··· Information supplied ···
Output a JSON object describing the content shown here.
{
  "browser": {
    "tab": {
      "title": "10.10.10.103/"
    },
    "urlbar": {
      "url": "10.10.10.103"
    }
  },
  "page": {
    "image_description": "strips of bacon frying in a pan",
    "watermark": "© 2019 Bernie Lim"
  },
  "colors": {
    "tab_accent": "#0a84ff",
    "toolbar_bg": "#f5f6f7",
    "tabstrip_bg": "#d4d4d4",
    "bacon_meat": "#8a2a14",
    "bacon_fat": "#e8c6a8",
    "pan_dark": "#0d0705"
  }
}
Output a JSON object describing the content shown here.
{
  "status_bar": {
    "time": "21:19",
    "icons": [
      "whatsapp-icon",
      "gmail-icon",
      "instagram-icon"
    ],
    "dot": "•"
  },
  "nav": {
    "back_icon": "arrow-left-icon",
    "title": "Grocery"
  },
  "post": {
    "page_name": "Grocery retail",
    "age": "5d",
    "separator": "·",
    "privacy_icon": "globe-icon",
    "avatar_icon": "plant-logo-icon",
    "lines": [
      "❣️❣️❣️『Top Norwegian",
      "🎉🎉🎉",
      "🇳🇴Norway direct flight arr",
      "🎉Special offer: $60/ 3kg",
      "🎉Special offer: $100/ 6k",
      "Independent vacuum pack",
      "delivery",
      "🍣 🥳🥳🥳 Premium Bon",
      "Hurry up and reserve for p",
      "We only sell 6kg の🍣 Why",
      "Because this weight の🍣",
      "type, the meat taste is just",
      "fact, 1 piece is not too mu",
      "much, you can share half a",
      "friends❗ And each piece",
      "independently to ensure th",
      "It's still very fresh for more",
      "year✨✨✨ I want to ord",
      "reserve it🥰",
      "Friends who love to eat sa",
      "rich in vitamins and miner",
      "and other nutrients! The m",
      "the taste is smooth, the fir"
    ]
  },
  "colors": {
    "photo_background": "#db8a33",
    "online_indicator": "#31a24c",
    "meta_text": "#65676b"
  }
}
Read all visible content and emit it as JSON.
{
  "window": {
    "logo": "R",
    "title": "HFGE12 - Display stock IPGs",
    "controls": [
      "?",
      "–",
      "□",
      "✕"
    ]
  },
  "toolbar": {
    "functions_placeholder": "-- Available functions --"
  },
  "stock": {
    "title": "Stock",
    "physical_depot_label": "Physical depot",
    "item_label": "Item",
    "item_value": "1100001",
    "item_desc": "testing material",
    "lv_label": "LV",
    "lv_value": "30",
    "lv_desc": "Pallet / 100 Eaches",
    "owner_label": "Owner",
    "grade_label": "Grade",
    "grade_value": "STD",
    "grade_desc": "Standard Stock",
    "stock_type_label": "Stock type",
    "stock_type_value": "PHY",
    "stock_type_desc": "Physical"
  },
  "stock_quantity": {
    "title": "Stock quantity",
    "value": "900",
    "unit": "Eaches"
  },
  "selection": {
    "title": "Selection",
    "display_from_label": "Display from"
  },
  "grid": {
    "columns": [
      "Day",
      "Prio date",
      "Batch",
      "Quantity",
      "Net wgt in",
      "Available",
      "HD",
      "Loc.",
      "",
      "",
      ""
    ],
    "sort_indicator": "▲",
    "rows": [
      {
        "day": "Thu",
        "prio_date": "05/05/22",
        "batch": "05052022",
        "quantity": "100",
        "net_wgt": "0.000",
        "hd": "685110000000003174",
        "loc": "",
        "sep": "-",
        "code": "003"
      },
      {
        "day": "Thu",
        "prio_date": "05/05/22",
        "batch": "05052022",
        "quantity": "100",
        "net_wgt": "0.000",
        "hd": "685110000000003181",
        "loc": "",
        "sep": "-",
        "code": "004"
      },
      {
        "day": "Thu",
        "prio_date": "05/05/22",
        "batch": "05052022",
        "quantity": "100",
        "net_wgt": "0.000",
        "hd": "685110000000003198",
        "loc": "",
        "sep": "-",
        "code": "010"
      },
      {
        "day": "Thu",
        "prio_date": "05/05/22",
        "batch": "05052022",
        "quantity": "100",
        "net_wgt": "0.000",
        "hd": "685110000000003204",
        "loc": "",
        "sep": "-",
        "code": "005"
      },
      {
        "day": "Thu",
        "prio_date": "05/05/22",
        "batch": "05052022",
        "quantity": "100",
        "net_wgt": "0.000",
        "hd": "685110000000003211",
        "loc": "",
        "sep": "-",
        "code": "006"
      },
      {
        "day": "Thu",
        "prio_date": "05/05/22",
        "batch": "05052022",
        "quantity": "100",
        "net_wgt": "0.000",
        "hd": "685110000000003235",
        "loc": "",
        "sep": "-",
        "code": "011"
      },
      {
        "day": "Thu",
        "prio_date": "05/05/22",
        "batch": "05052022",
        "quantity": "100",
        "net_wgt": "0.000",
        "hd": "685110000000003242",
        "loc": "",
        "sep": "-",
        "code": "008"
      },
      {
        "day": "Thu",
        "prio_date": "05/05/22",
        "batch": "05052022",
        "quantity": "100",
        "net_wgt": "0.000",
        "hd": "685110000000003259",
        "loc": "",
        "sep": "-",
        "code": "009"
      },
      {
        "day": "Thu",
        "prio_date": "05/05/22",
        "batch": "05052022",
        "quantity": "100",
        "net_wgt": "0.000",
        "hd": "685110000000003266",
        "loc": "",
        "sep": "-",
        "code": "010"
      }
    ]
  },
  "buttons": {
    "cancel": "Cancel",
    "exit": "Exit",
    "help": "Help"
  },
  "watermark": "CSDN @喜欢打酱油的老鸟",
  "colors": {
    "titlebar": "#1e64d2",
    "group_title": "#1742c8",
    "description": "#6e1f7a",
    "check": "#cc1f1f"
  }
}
···
**Exercise instructions:** Copy out all of the records above with nothing altered.

**Result of this task:**
Output a JSON object describing the content shown here.
{
  "browser": {
    "tab": {
      "title": "10.10.10.103/"
    },
    "urlbar": {
      "url": "10.10.10.103"
    }
  },
  "page": {
    "image_description": "strips of bacon frying in a pan",
    "watermark": "© 2019 Bernie Lim"
  },
  "colors": {
    "tab_accent": "#0a84ff",
    "toolbar_bg": "#f5f6f7",
    "tabstrip_bg": "#d4d4d4",
    "bacon_meat": "#8a2a14",
    "bacon_fat": "#e8c6a8",
    "pan_dark": "#0d0705"
  }
}
Output a JSON object describing the content shown here.
{
  "status_bar": {
    "time": "21:19",
    "icons": [
      "whatsapp-icon",
      "gmail-icon",
      "instagram-icon"
    ],
    "dot": "•"
  },
  "nav": {
    "back_icon": "arrow-left-icon",
    "title": "Grocery"
  },
  "post": {
    "page_name": "Grocery retail",
    "age": "5d",
    "separator": "·",
    "privacy_icon": "globe-icon",
    "avatar_icon": "plant-logo-icon",
    "lines": [
      "❣️❣️❣️『Top Norwegian",
      "🎉🎉🎉",
      "🇳🇴Norway direct flight arr",
      "🎉Special offer: $60/ 3kg",
      "🎉Special offer: $100/ 6k",
      "Independent vacuum pack",
      "delivery",
      "🍣 🥳🥳🥳 Premium Bon",
      "Hurry up and reserve for p",
      "We only sell 6kg の🍣 Why",
      "Because this weight の🍣",
      "type, the meat taste is just",
      "fact, 1 piece is not too mu",
      "much, you can share half a",
      "friends❗ And each piece",
      "independently to ensure th",
      "It's still very fresh for more",
      "year✨✨✨ I want to ord",
      "reserve it🥰",
      "Friends who love to eat sa",
      "rich in vitamins and miner",
      "and other nutrients! The m",
      "the taste is smooth, the fir"
    ]
  },
  "colors": {
    "photo_background": "#db8a33",
    "online_indicator": "#31a24c",
    "meta_text": "#65676b"
  }
}
Read all visible content and emit it as JSON.
{
  "window": {
    "logo": "R",
    "title": "HFGE12 - Display stock IPGs",
    "controls": [
      "?",
      "–",
      "□",
      "✕"
    ]
  },
  "toolbar": {
    "functions_placeholder": "-- Available functions --"
  },
  "stock": {
    "title": "Stock",
    "physical_depot_label": "Physical depot",
    "item_label": "Item",
    "item_value": "1100001",
    "item_desc": "testing material",
    "lv_label": "LV",
    "lv_value": "30",
    "lv_desc": "Pallet / 100 Eaches",
    "owner_label": "Owner",
    "grade_label": "Grade",
    "grade_value": "STD",
    "grade_desc": "Standard Stock",
    "stock_type_label": "Stock type",
    "stock_type_value": "PHY",
    "stock_type_desc": "Physical"
  },
  "stock_quantity": {
    "title": "Stock quantity",
    "value": "900",
    "unit": "Eaches"
  },
  "selection": {
    "title": "Selection",
    "display_from_label": "Display from"
  },
  "grid": {
    "columns": [
      "Day",
      "Prio date",
      "Batch",
      "Quantity",
      "Net wgt in",
      "Available",
      "HD",
      "Loc.",
      "",
      "",
      ""
    ],
    "sort_indicator": "▲",
    "rows": [
      {
        "day": "Thu",
        "prio_date": "05/05/22",
        "batch": "05052022",
        "quantity": "100",
        "net_wgt": "0.000",
        "hd": "685110000000003174",
        "loc": "",
        "sep": "-",
        "code": "003"
      },
      {
        "day": "Thu",
        "prio_date": "05/05/22",
        "batch": "05052022",
        "quantity": "100",
        "net_wgt": "0.000",
        "hd": "685110000000003181",
        "loc": "",
        "sep": "-",
        "code": "004"
      },
      {
        "day": "Thu",
        "prio_date": "05/05/22",
        "batch": "05052022",
        "quantity": "100",
        "net_wgt": "0.000",
        "hd": "685110000000003198",
        "loc": "",
        "sep": "-",
        "code": "010"
      },
      {
        "day": "Thu",
        "prio_date": "05/05/22",
        "batch": "05052022",
        "quantity": "100",
        "net_wgt": "0.000",
        "hd": "685110000000003204",
        "loc": "",
        "sep": "-",
        "code": "005"
      },
      {
        "day": "Thu",
        "prio_date": "05/05/22",
        "batch": "05052022",
        "quantity": "100",
        "net_wgt": "0.000",
        "hd": "685110000000003211",
        "loc": "",
        "sep": "-",
        "code": "006"
      },
      {
        "day": "Thu",
        "prio_date": "05/05/22",
        "batch": "05052022",
        "quantity": "100",
        "net_wgt": "0.000",
        "hd": "685110000000003235",
        "loc": "",
        "sep": "-",
        "code": "011"
      },
      {
        "day": "Thu",
        "prio_date": "05/05/22",
        "batch": "05052022",
        "quantity": "100",
        "net_wgt": "0.000",
        "hd": "685110000000003242",
        "loc": "",
        "sep": "-",
        "code": "008"
      },
      {
        "day": "Thu",
        "prio_date": "05/05/22",
        "batch": "05052022",
        "quantity": "100",
        "net_wgt": "0.000",
        "hd": "685110000000003259",
        "loc": "",
        "sep": "-",
        "code": "009"
      },
      {
        "day": "Thu",
        "prio_date": "05/05/22",
        "batch": "05052022",
        "quantity": "100",
        "net_wgt": "0.000",
        "hd": "685110000000003266",
        "loc": "",
        "sep": "-",
        "code": "010"
      }
    ]
  },
  "buttons": {
    "cancel": "Cancel",
    "exit": "Exit",
    "help": "Help"
  },
  "watermark": "CSDN @喜欢打酱油的老鸟",
  "colors": {
    "titlebar": "#1e64d2",
    "group_title": "#1742c8",
    "description": "#6e1f7a",
    "check": "#cc1f1f"
  }
}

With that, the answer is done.